### RECORDS FOR THE EXERCISE

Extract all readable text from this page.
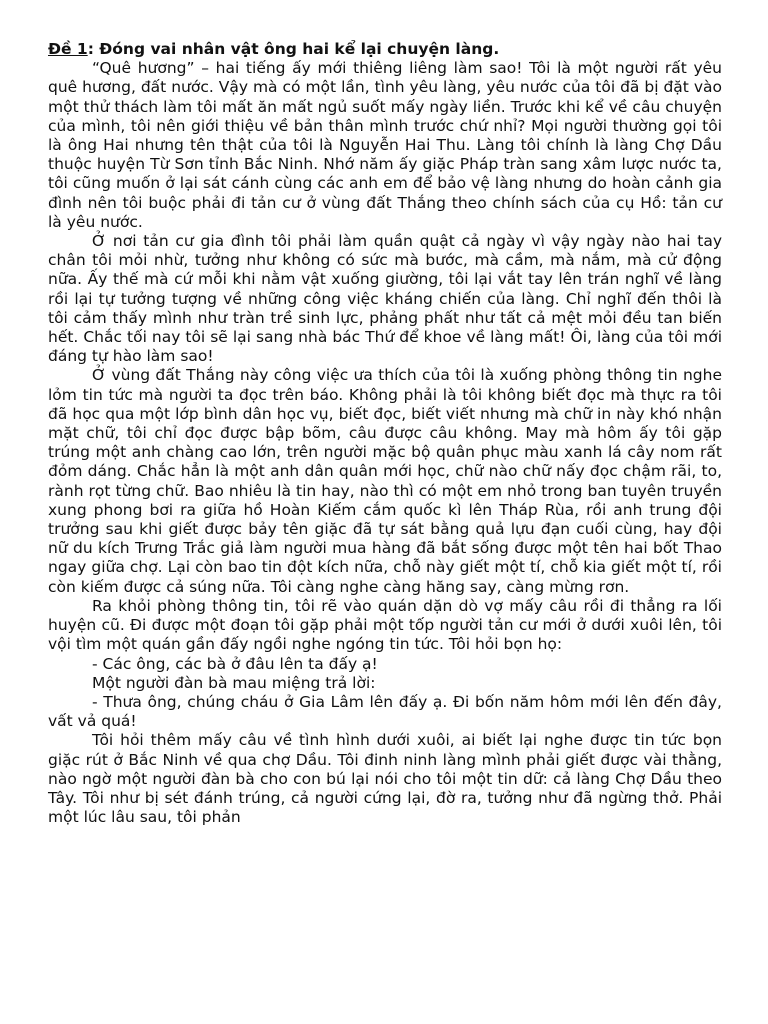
Đề 1: Đóng vai nhân vật ông hai kể lại chuyện làng.

“Quê hương” – hai tiếng ấy mới thiêng liêng làm sao! Tôi là một người rất yêu quê hương, đất nước. Vậy mà có một lần, tình yêu làng, yêu nước của tôi đã bị đặt vào một thử thách làm tôi mất ăn mất ngủ suốt mấy ngày liền. Trước khi kể về câu chuyện của mình, tôi nên giới thiệu về bản thân mình trước chứ nhỉ? Mọi người thường gọi tôi là ông Hai nhưng tên thật của tôi là Nguyễn Hai Thu. Làng tôi chính là làng Chợ Dầu thuộc huyện Từ Sơn tỉnh Bắc Ninh. Nhớ năm ấy giặc Pháp tràn sang xâm lược nước ta, tôi cũng muốn ở lại sát cánh cùng các anh em để bảo vệ làng nhưng do hoàn cảnh gia đình nên tôi buộc phải đi tản cư ở vùng đất Thắng theo chính sách của cụ Hồ: tản cư là yêu nước.

Ở nơi tản cư gia đình tôi phải làm quần quật cả ngày vì vậy ngày nào hai tay chân tôi mỏi nhừ, tưởng như không có sức mà bước, mà cầm, mà nắm, mà cử động nữa. Ấy thế mà cứ mỗi khi nằm vật xuống giường, tôi lại vắt tay lên trán nghĩ về làng rồi lại tự tưởng tượng về những công việc kháng chiến của làng. Chỉ nghĩ đến thôi là tôi cảm thấy mình như tràn trề sinh lực, phảng phất như tất cả mệt mỏi đều tan biến hết. Chắc tối nay tôi sẽ lại sang nhà bác Thứ để khoe về làng mất! Ôi, làng của tôi mới đáng tự hào làm sao!

Ở vùng đất Thắng này công việc ưa thích của tôi là xuống phòng thông tin nghe lỏm tin tức mà người ta đọc trên báo. Không phải là tôi không biết đọc mà thực ra tôi đã học qua một lớp bình dân học vụ, biết đọc, biết viết nhưng mà chữ in này khó nhận mặt chữ, tôi chỉ đọc được bập bõm, câu được câu không. May mà hôm ấy tôi gặp trúng một anh chàng cao lớn, trên người mặc bộ quân phục màu xanh lá cây nom rất đỏm dáng. Chắc hẳn là một anh dân quân mới học, chữ nào chữ nấy đọc chậm rãi, to, rành rọt từng chữ. Bao nhiêu là tin hay, nào thì có một em nhỏ trong ban tuyên truyền xung phong bơi ra giữa hồ Hoàn Kiếm cắm quốc kì lên Tháp Rùa, rồi anh trung đội trưởng sau khi giết được bảy tên giặc đã tự sát bằng quả lựu đạn cuối cùng, hay đội nữ du kích Trưng Trắc giả làm người mua hàng đã bắt sống được một tên hai bốt Thao ngay giữa chợ. Lại còn bao tin đột kích nữa, chỗ này giết một tí, chỗ kia giết một tí, rồi còn kiếm được cả súng nữa. Tôi càng nghe càng hăng say, càng mừng rơn.

Ra khỏi phòng thông tin, tôi rẽ vào quán dặn dò vợ mấy câu rồi đi thẳng ra lối huyện cũ. Đi được một đoạn tôi gặp phải một tốp người tản cư mới ở dưới xuôi lên, tôi vội tìm một quán gần đấy ngồi nghe ngóng tin tức. Tôi hỏi bọn họ:

- Các ông, các bà ở đâu lên ta đấy ạ!

Một người đàn bà mau miệng trả lời:

- Thưa ông, chúng cháu ở Gia Lâm lên đấy ạ. Đi bốn năm hôm mới lên đến đây, vất vả quá!

Tôi hỏi thêm mấy câu về tình hình dưới xuôi, ai biết lại nghe được tin tức bọn giặc rút ở Bắc Ninh về qua chợ Dầu. Tôi đinh ninh làng mình phải giết được vài thằng, nào ngờ một người đàn bà cho con bú lại nói cho tôi một tin dữ: cả làng Chợ Dầu theo Tây. Tôi như bị sét đánh trúng, cả người cứng lại, đờ ra, tưởng như đã ngừng thở. Phải một lúc lâu sau, tôi phản
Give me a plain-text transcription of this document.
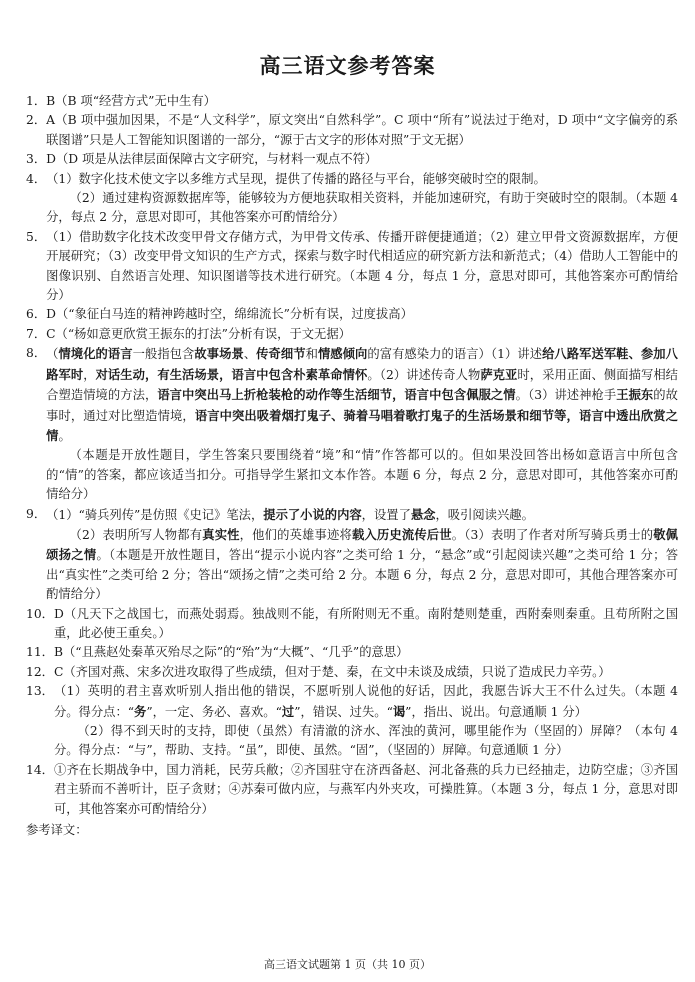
高三语文参考答案
1． B（B 项“经营方式”无中生有）
2． A（B 项中强加因果，不是“人文科学”，原文突出“自然科学”。C 项中“所有”说法过于绝对，D 项中“文字偏旁的系联图谱”只是人工智能知识图谱的一部分，“源于古文字的形体对照”于文无据）
3． D（D 项是从法律层面保障古文字研究，与材料一观点不符）
4． （1）数字化技术使文字以多维方式呈现，提供了传播的路径与平台，能够突破时空的限制。
（2）通过建构资源数据库等，能够较为方便地获取相关资料，并能加速研究，有助于突破时空的限制。（本题 4 分，每点 2 分，意思对即可，其他答案亦可酌情给分）
5． （1）借助数字化技术改变甲骨文存储方式，为甲骨文传承、传播开辟便捷通道；（2）建立甲骨文资源数据库，方便开展研究；（3）改变甲骨文知识的生产方式，探索与数字时代相适应的研究新方法和新范式；（4）借助人工智能中的图像识别、自然语言处理、知识图谱等技术进行研究。（本题 4 分，每点 1 分，意思对即可，其他答案亦可酌情给分）
6． D（“象征白马连的精神跨越时空，绵绵流长”分析有误，过度拔高）
7． C（“杨如意更欣赏王振东的打法”分析有误，于文无据）
8． （情境化的语言一般指包含故事场景、传奇细节和情感倾向的富有感染力的语言）（1）讲述给八路军送军鞋、参加八路军时，对话生动，有生活场景，语言中包含朴素革命情怀。（2）讲述传奇人物萨克亚时，采用正面、侧面描写相结合塑造情境的方法，语言中突出马上折枪装枪的动作等生活细节，语言中包含佩服之情。（3）讲述神枪手王振东的故事时，通过对比塑造情境，语言中突出吸着烟打鬼子、骑着马唱着歌打鬼子的生活场景和细节等，语言中透出欣赏之情。
（本题是开放性题目，学生答案只要围绕着“境”和“情”作答都可以的。但如果没回答出杨如意语言中所包含的“情”的答案，都应该适当扣分。可指导学生紧扣文本作答。本题 6 分，每点 2 分，意思对即可，其他答案亦可酌情给分）
9． （1）“骑兵列传”是仿照《史记》笔法，提示了小说的内容，设置了悬念，吸引阅读兴趣。
（2）表明所写人物都有真实性，他们的英雄事迹将载入历史流传后世。（3）表明了作者对所写骑兵勇士的敬佩颂扬之情。（本题是开放性题目，答出“提示小说内容”之类可给 1 分，“悬念”或“引起阅读兴趣”之类可给 1 分；答出“真实性”之类可给 2 分；答出“颂扬之情”之类可给 2 分。本题 6 分，每点 2 分，意思对即可，其他合理答案亦可酌情给分）
10． D（凡天下之战国七，而燕处弱焉。独战则不能，有所附则无不重。南附楚则楚重，西附秦则秦重。且苟所附之国重，此必使王重矣。）
11． B（“且燕赵处秦革灭殆尽之际”的“殆”为“大概”、“几乎”的意思）
12． C（齐国对燕、宋多次进攻取得了些成绩，但对于楚、秦，在文中未谈及成绩，只说了造成民力辛劳。）
13． （1）英明的君主喜欢听别人指出他的错误，不愿听别人说他的好话，因此，我愿告诉大王不什么过失。（本题 4 分。得分点：“务”，一定、务必、喜欢。“过”，错误、过失。“谒”，指出、说出。句意通顺 1 分）
（2）得不到天时的支持，即使（虽然）有清澈的济水、浑浊的黄河，哪里能作为（坚固的）屏障？（本句 4 分。得分点：“与”，帮助、支持。“虽”，即使、虽然。“固”，（坚固的）屏障。句意通顺 1 分）
14． ①齐在长期战争中，国力消耗，民劳兵敝；②齐国驻守在济西备赵、河北备燕的兵力已经抽走，边防空虚；③齐国君主骄而不善听计，臣子贪财；④苏秦可做内应，与燕军内外夹攻，可操胜算。（本题 3 分，每点 1 分，意思对即可，其他答案亦可酌情给分）
参考译文：
高三语文试题第 1 页（共 10 页）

######

WRITTEN EXERCISE
Quote every record above exactly, omitting any pictures they contain.

EXERCISE ANSWER
Extract all readable text from this page.
Đề 1: Đóng vai nhân vật ông hai kể lại chuyện làng.

“Quê hương” – hai tiếng ấy mới thiêng liêng làm sao! Tôi là một người rất yêu quê hương, đất nước. Vậy mà có một lần, tình yêu làng, yêu nước của tôi đã bị đặt vào một thử thách làm tôi mất ăn mất ngủ suốt mấy ngày liền. Trước khi kể về câu chuyện của mình, tôi nên giới thiệu về bản thân mình trước chứ nhỉ? Mọi người thường gọi tôi là ông Hai nhưng tên thật của tôi là Nguyễn Hai Thu. Làng tôi chính là làng Chợ Dầu thuộc huyện Từ Sơn tỉnh Bắc Ninh. Nhớ năm ấy giặc Pháp tràn sang xâm lược nước ta, tôi cũng muốn ở lại sát cánh cùng các anh em để bảo vệ làng nhưng do hoàn cảnh gia đình nên tôi buộc phải đi tản cư ở vùng đất Thắng theo chính sách của cụ Hồ: tản cư là yêu nước.

Ở nơi tản cư gia đình tôi phải làm quần quật cả ngày vì vậy ngày nào hai tay chân tôi mỏi nhừ, tưởng như không có sức mà bước, mà cầm, mà nắm, mà cử động nữa. Ấy thế mà cứ mỗi khi nằm vật xuống giường, tôi lại vắt tay lên trán nghĩ về làng rồi lại tự tưởng tượng về những công việc kháng chiến của làng. Chỉ nghĩ đến thôi là tôi cảm thấy mình như tràn trề sinh lực, phảng phất như tất cả mệt mỏi đều tan biến hết. Chắc tối nay tôi sẽ lại sang nhà bác Thứ để khoe về làng mất! Ôi, làng của tôi mới đáng tự hào làm sao!

Ở vùng đất Thắng này công việc ưa thích của tôi là xuống phòng thông tin nghe lỏm tin tức mà người ta đọc trên báo. Không phải là tôi không biết đọc mà thực ra tôi đã học qua một lớp bình dân học vụ, biết đọc, biết viết nhưng mà chữ in này khó nhận mặt chữ, tôi chỉ đọc được bập bõm, câu được câu không. May mà hôm ấy tôi gặp trúng một anh chàng cao lớn, trên người mặc bộ quân phục màu xanh lá cây nom rất đỏm dáng. Chắc hẳn là một anh dân quân mới học, chữ nào chữ nấy đọc chậm rãi, to, rành rọt từng chữ. Bao nhiêu là tin hay, nào thì có một em nhỏ trong ban tuyên truyền xung phong bơi ra giữa hồ Hoàn Kiếm cắm quốc kì lên Tháp Rùa, rồi anh trung đội trưởng sau khi giết được bảy tên giặc đã tự sát bằng quả lựu đạn cuối cùng, hay đội nữ du kích Trưng Trắc giả làm người mua hàng đã bắt sống được một tên hai bốt Thao ngay giữa chợ. Lại còn bao tin đột kích nữa, chỗ này giết một tí, chỗ kia giết một tí, rồi còn kiếm được cả súng nữa. Tôi càng nghe càng hăng say, càng mừng rơn.

Ra khỏi phòng thông tin, tôi rẽ vào quán dặn dò vợ mấy câu rồi đi thẳng ra lối huyện cũ. Đi được một đoạn tôi gặp phải một tốp người tản cư mới ở dưới xuôi lên, tôi vội tìm một quán gần đấy ngồi nghe ngóng tin tức. Tôi hỏi bọn họ:

- Các ông, các bà ở đâu lên ta đấy ạ!

Một người đàn bà mau miệng trả lời:

- Thưa ông, chúng cháu ở Gia Lâm lên đấy ạ. Đi bốn năm hôm mới lên đến đây, vất vả quá!

Tôi hỏi thêm mấy câu về tình hình dưới xuôi, ai biết lại nghe được tin tức bọn giặc rút ở Bắc Ninh về qua chợ Dầu. Tôi đinh ninh làng mình phải giết được vài thằng, nào ngờ một người đàn bà cho con bú lại nói cho tôi một tin dữ: cả làng Chợ Dầu theo Tây. Tôi như bị sét đánh trúng, cả người cứng lại, đờ ra, tưởng như đã ngừng thở. Phải một lúc lâu sau, tôi phản
Give me a plain-text transcription of this document.
高三语文参考答案
1． B（B 项“经营方式”无中生有）
2． A（B 项中强加因果，不是“人文科学”，原文突出“自然科学”。C 项中“所有”说法过于绝对，D 项中“文字偏旁的系联图谱”只是人工智能知识图谱的一部分，“源于古文字的形体对照”于文无据）
3． D（D 项是从法律层面保障古文字研究，与材料一观点不符）
4． （1）数字化技术使文字以多维方式呈现，提供了传播的路径与平台，能够突破时空的限制。
（2）通过建构资源数据库等，能够较为方便地获取相关资料，并能加速研究，有助于突破时空的限制。（本题 4 分，每点 2 分，意思对即可，其他答案亦可酌情给分）
5． （1）借助数字化技术改变甲骨文存储方式，为甲骨文传承、传播开辟便捷通道；（2）建立甲骨文资源数据库，方便开展研究；（3）改变甲骨文知识的生产方式，探索与数字时代相适应的研究新方法和新范式；（4）借助人工智能中的图像识别、自然语言处理、知识图谱等技术进行研究。（本题 4 分，每点 1 分，意思对即可，其他答案亦可酌情给分）
6． D（“象征白马连的精神跨越时空，绵绵流长”分析有误，过度拔高）
7． C（“杨如意更欣赏王振东的打法”分析有误，于文无据）
8． （情境化的语言一般指包含故事场景、传奇细节和情感倾向的富有感染力的语言）（1）讲述给八路军送军鞋、参加八路军时，对话生动，有生活场景，语言中包含朴素革命情怀。（2）讲述传奇人物萨克亚时，采用正面、侧面描写相结合塑造情境的方法，语言中突出马上折枪装枪的动作等生活细节，语言中包含佩服之情。（3）讲述神枪手王振东的故事时，通过对比塑造情境，语言中突出吸着烟打鬼子、骑着马唱着歌打鬼子的生活场景和细节等，语言中透出欣赏之情。
（本题是开放性题目，学生答案只要围绕着“境”和“情”作答都可以的。但如果没回答出杨如意语言中所包含的“情”的答案，都应该适当扣分。可指导学生紧扣文本作答。本题 6 分，每点 2 分，意思对即可，其他答案亦可酌情给分）
9． （1）“骑兵列传”是仿照《史记》笔法，提示了小说的内容，设置了悬念，吸引阅读兴趣。
（2）表明所写人物都有真实性，他们的英雄事迹将载入历史流传后世。（3）表明了作者对所写骑兵勇士的敬佩颂扬之情。（本题是开放性题目，答出“提示小说内容”之类可给 1 分，“悬念”或“引起阅读兴趣”之类可给 1 分；答出“真实性”之类可给 2 分；答出“颂扬之情”之类可给 2 分。本题 6 分，每点 2 分，意思对即可，其他合理答案亦可酌情给分）
10． D（凡天下之战国七，而燕处弱焉。独战则不能，有所附则无不重。南附楚则楚重，西附秦则秦重。且苟所附之国重，此必使王重矣。）
11． B（“且燕赵处秦革灭殆尽之际”的“殆”为“大概”、“几乎”的意思）
12． C（齐国对燕、宋多次进攻取得了些成绩，但对于楚、秦，在文中未谈及成绩，只说了造成民力辛劳。）
13． （1）英明的君主喜欢听别人指出他的错误，不愿听别人说他的好话，因此，我愿告诉大王不什么过失。（本题 4 分。得分点：“务”，一定、务必、喜欢。“过”，错误、过失。“谒”，指出、说出。句意通顺 1 分）
（2）得不到天时的支持，即使（虽然）有清澈的济水、浑浊的黄河，哪里能作为（坚固的）屏障？（本句 4 分。得分点：“与”，帮助、支持。“虽”，即使、虽然。“固”，（坚固的）屏障。句意通顺 1 分）
14． ①齐在长期战争中，国力消耗，民劳兵敝；②齐国驻守在济西备赵、河北备燕的兵力已经抽走，边防空虚；③齐国君主骄而不善听计，臣子贪财；④苏秦可做内应，与燕军内外夹攻，可操胜算。（本题 3 分，每点 1 分，意思对即可，其他答案亦可酌情给分）
参考译文：
高三语文试题第 1 页（共 10 页）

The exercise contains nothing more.